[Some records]
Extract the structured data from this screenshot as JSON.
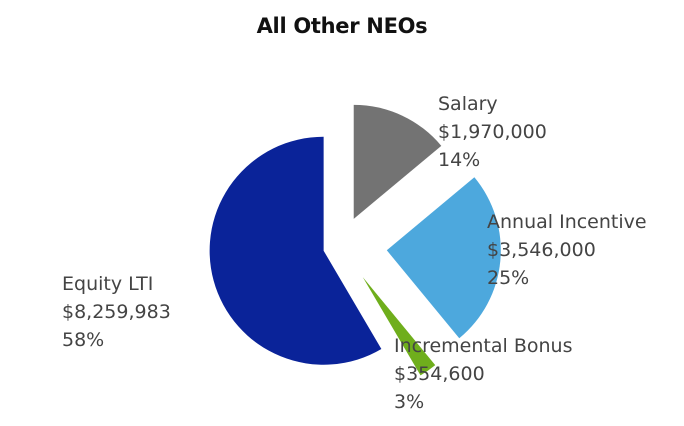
{
  "chart_data": {
    "type": "pie",
    "title": "All Other NEOs",
    "slices": [
      {
        "name": "Salary",
        "amount": "$1,970,000",
        "percent_label": "14%",
        "value": 1970000,
        "color": "#737373"
      },
      {
        "name": "Annual Incentive",
        "amount": "$3,546,000",
        "percent_label": "25%",
        "value": 3546000,
        "color": "#4DA8DD"
      },
      {
        "name": "Incremental Bonus",
        "amount": "$354,600",
        "percent_label": "3%",
        "value": 354600,
        "color": "#6FAE1C"
      },
      {
        "name": "Equity LTI",
        "amount": "$8,259,983",
        "percent_label": "58%",
        "value": 8259983,
        "color": "#0A2399"
      }
    ]
  }
}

### TASK TO CARRY OUT
Return every line of the records exactly as given, pictures excluded.

### TASK ANSWER
Extract the structured data from this screenshot as JSON.
{
  "chart_data": {
    "type": "pie",
    "title": "All Other NEOs",
    "slices": [
      {
        "name": "Salary",
        "amount": "$1,970,000",
        "percent_label": "14%",
        "value": 1970000,
        "color": "#737373"
      },
      {
        "name": "Annual Incentive",
        "amount": "$3,546,000",
        "percent_label": "25%",
        "value": 3546000,
        "color": "#4DA8DD"
      },
      {
        "name": "Incremental Bonus",
        "amount": "$354,600",
        "percent_label": "3%",
        "value": 354600,
        "color": "#6FAE1C"
      },
      {
        "name": "Equity LTI",
        "amount": "$8,259,983",
        "percent_label": "58%",
        "value": 8259983,
        "color": "#0A2399"
      }
    ]
  }
}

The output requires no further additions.